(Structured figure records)

# # #

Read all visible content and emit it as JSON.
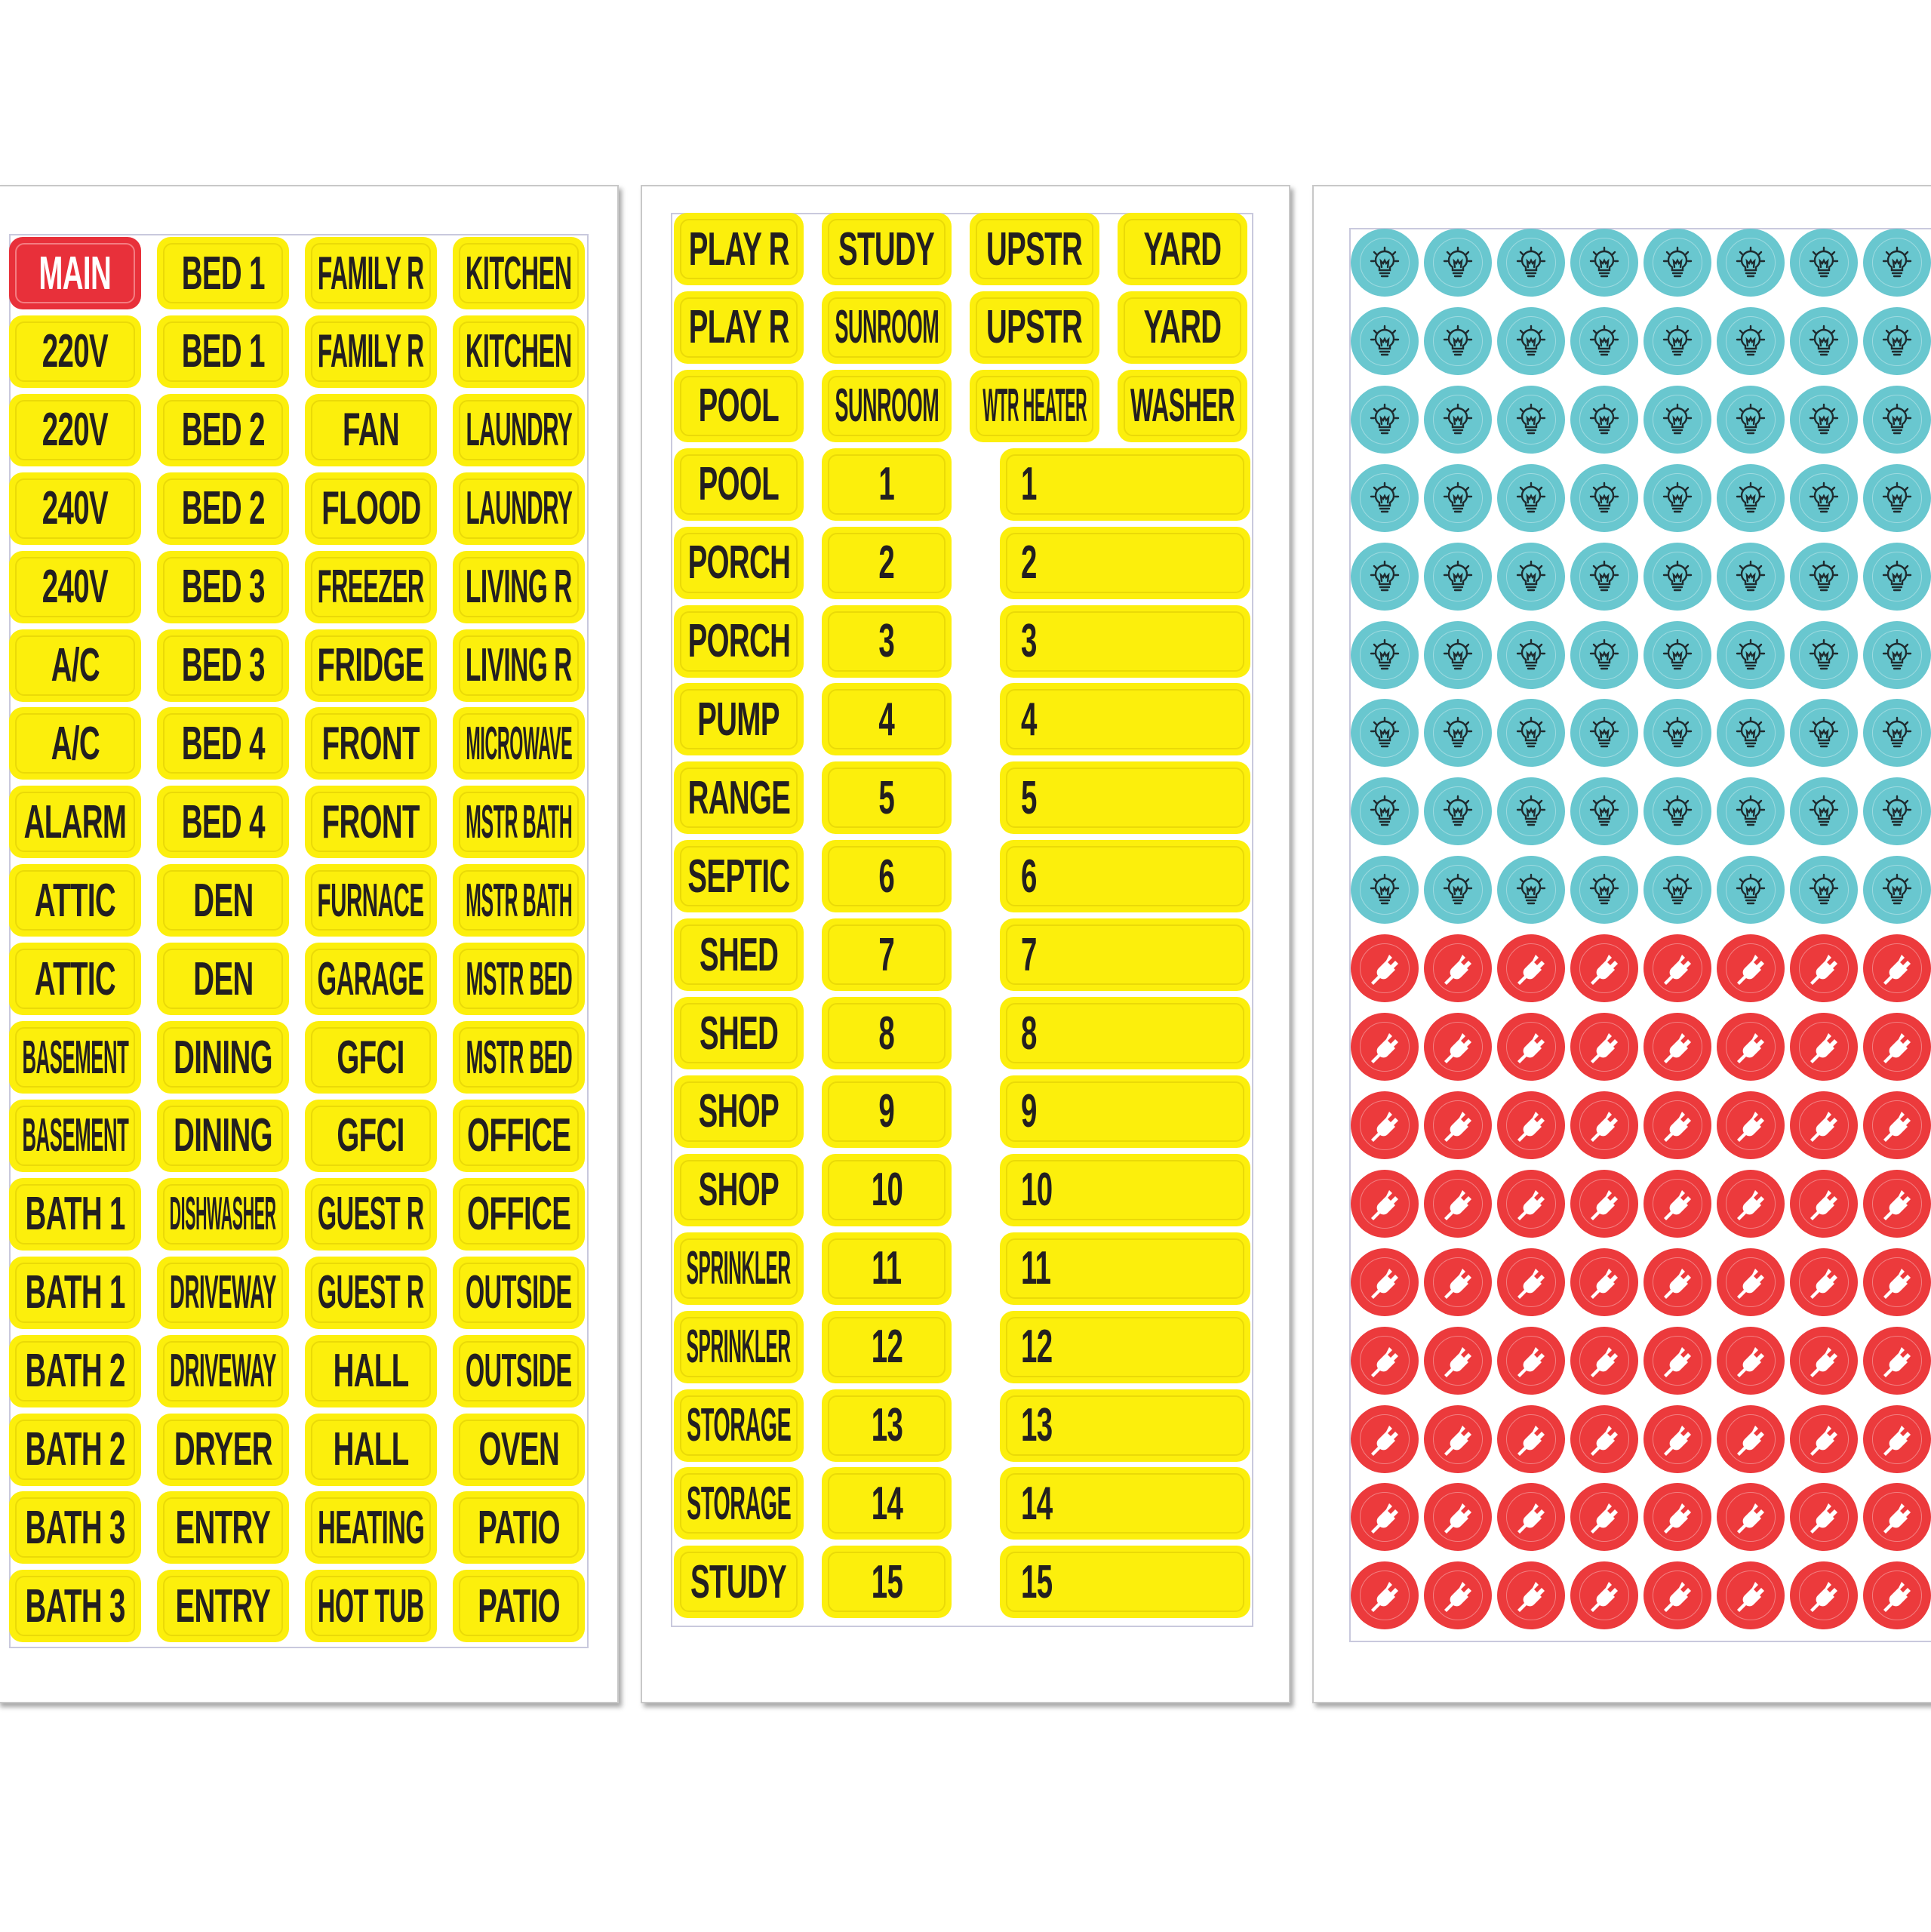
{
  "colors": {
    "label_yellow": "#fcef0c",
    "label_red": "#e8303a",
    "light_circle": "#69c7cf",
    "outlet_circle": "#ec3a3c",
    "text": "#231f20"
  },
  "sheet1": {
    "columns": [
      [
        "MAIN",
        "220V",
        "220V",
        "240V",
        "240V",
        "A/C",
        "A/C",
        "ALARM",
        "ATTIC",
        "ATTIC",
        "BASEMENT",
        "BASEMENT",
        "BATH 1",
        "BATH 1",
        "BATH 2",
        "BATH 2",
        "BATH 3",
        "BATH 3"
      ],
      [
        "BED 1",
        "BED 1",
        "BED 2",
        "BED 2",
        "BED 3",
        "BED 3",
        "BED 4",
        "BED 4",
        "DEN",
        "DEN",
        "DINING",
        "DINING",
        "DISHWASHER",
        "DRIVEWAY",
        "DRIVEWAY",
        "DRYER",
        "ENTRY",
        "ENTRY"
      ],
      [
        "FAMILY R",
        "FAMILY R",
        "FAN",
        "FLOOD",
        "FREEZER",
        "FRIDGE",
        "FRONT",
        "FRONT",
        "FURNACE",
        "GARAGE",
        "GFCI",
        "GFCI",
        "GUEST R",
        "GUEST R",
        "HALL",
        "HALL",
        "HEATING",
        "HOT TUB"
      ],
      [
        "KITCHEN",
        "KITCHEN",
        "LAUNDRY",
        "LAUNDRY",
        "LIVING R",
        "LIVING R",
        "MICROWAVE",
        "MSTR BATH",
        "MSTR BATH",
        "MSTR BED",
        "MSTR BED",
        "OFFICE",
        "OFFICE",
        "OUTSIDE",
        "OUTSIDE",
        "OVEN",
        "PATIO",
        "PATIO"
      ]
    ],
    "red_label": "MAIN"
  },
  "sheet2": {
    "top_rows": [
      [
        "PLAY R",
        "STUDY",
        "UPSTR",
        "YARD"
      ],
      [
        "PLAY R",
        "SUNROOM",
        "UPSTR",
        "YARD"
      ],
      [
        "POOL",
        "SUNROOM",
        "WTR HEATER",
        "WASHER"
      ]
    ],
    "names": [
      "POOL",
      "PORCH",
      "PORCH",
      "PUMP",
      "RANGE",
      "SEPTIC",
      "SHED",
      "SHED",
      "SHOP",
      "SHOP",
      "SPRINKLER",
      "SPRINKLER",
      "STORAGE",
      "STORAGE",
      "STUDY"
    ],
    "numbers": [
      "1",
      "2",
      "3",
      "4",
      "5",
      "6",
      "7",
      "8",
      "9",
      "10",
      "11",
      "12",
      "13",
      "14",
      "15"
    ],
    "wide_numbers": [
      "1",
      "2",
      "3",
      "4",
      "5",
      "6",
      "7",
      "8",
      "9",
      "10",
      "11",
      "12",
      "13",
      "14",
      "15"
    ]
  },
  "sheet3": {
    "light_icon": "lightbulb-icon",
    "outlet_icon": "plug-icon",
    "light_rows": 9,
    "outlet_rows": 9,
    "visible_columns": 8
  }
}
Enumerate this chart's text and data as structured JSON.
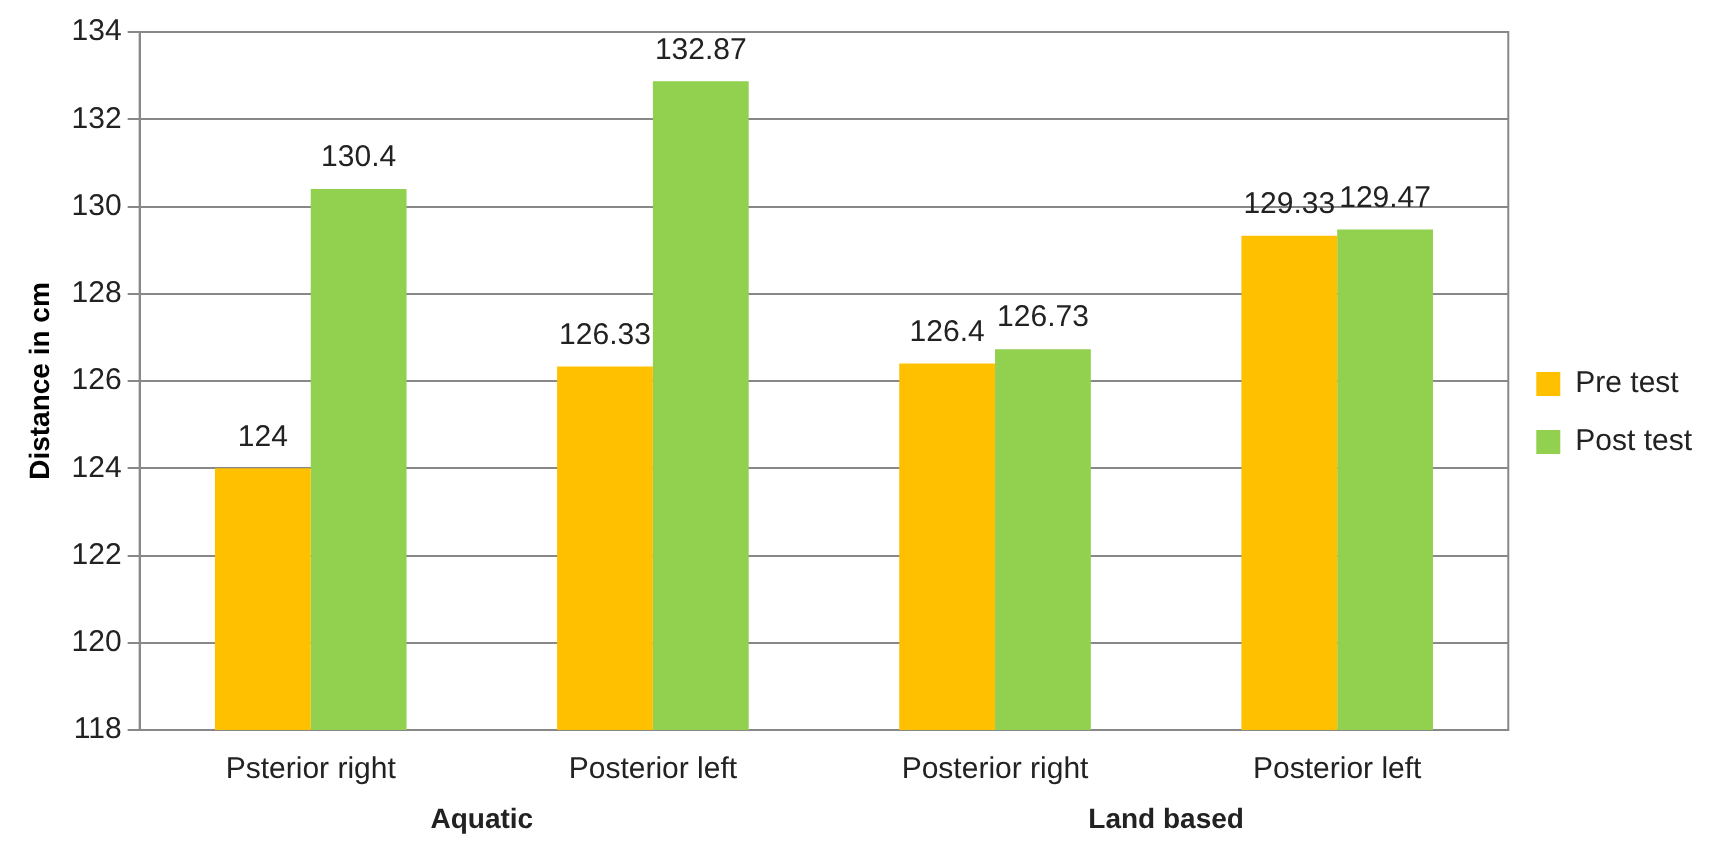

# # #

Task:
Repeat the records above exactly, omitting every picture.

Answer for the task:
Read all visible content and emit it as JSON.
{
  "colors": {
    "label_yellow": "#fcef0c",
    "label_red": "#e8303a",
    "light_circle": "#69c7cf",
    "outlet_circle": "#ec3a3c",
    "text": "#231f20"
  },
  "sheet1": {
    "columns": [
      [
        "MAIN",
        "220V",
        "220V",
        "240V",
        "240V",
        "A/C",
        "A/C",
        "ALARM",
        "ATTIC",
        "ATTIC",
        "BASEMENT",
        "BASEMENT",
        "BATH 1",
        "BATH 1",
        "BATH 2",
        "BATH 2",
        "BATH 3",
        "BATH 3"
      ],
      [
        "BED 1",
        "BED 1",
        "BED 2",
        "BED 2",
        "BED 3",
        "BED 3",
        "BED 4",
        "BED 4",
        "DEN",
        "DEN",
        "DINING",
        "DINING",
        "DISHWASHER",
        "DRIVEWAY",
        "DRIVEWAY",
        "DRYER",
        "ENTRY",
        "ENTRY"
      ],
      [
        "FAMILY R",
        "FAMILY R",
        "FAN",
        "FLOOD",
        "FREEZER",
        "FRIDGE",
        "FRONT",
        "FRONT",
        "FURNACE",
        "GARAGE",
        "GFCI",
        "GFCI",
        "GUEST R",
        "GUEST R",
        "HALL",
        "HALL",
        "HEATING",
        "HOT TUB"
      ],
      [
        "KITCHEN",
        "KITCHEN",
        "LAUNDRY",
        "LAUNDRY",
        "LIVING R",
        "LIVING R",
        "MICROWAVE",
        "MSTR BATH",
        "MSTR BATH",
        "MSTR BED",
        "MSTR BED",
        "OFFICE",
        "OFFICE",
        "OUTSIDE",
        "OUTSIDE",
        "OVEN",
        "PATIO",
        "PATIO"
      ]
    ],
    "red_label": "MAIN"
  },
  "sheet2": {
    "top_rows": [
      [
        "PLAY R",
        "STUDY",
        "UPSTR",
        "YARD"
      ],
      [
        "PLAY R",
        "SUNROOM",
        "UPSTR",
        "YARD"
      ],
      [
        "POOL",
        "SUNROOM",
        "WTR HEATER",
        "WASHER"
      ]
    ],
    "names": [
      "POOL",
      "PORCH",
      "PORCH",
      "PUMP",
      "RANGE",
      "SEPTIC",
      "SHED",
      "SHED",
      "SHOP",
      "SHOP",
      "SPRINKLER",
      "SPRINKLER",
      "STORAGE",
      "STORAGE",
      "STUDY"
    ],
    "numbers": [
      "1",
      "2",
      "3",
      "4",
      "5",
      "6",
      "7",
      "8",
      "9",
      "10",
      "11",
      "12",
      "13",
      "14",
      "15"
    ],
    "wide_numbers": [
      "1",
      "2",
      "3",
      "4",
      "5",
      "6",
      "7",
      "8",
      "9",
      "10",
      "11",
      "12",
      "13",
      "14",
      "15"
    ]
  },
  "sheet3": {
    "light_icon": "lightbulb-icon",
    "outlet_icon": "plug-icon",
    "light_rows": 9,
    "outlet_rows": 9,
    "visible_columns": 8
  }
}
Enumerate this chart's text and data as structured JSON.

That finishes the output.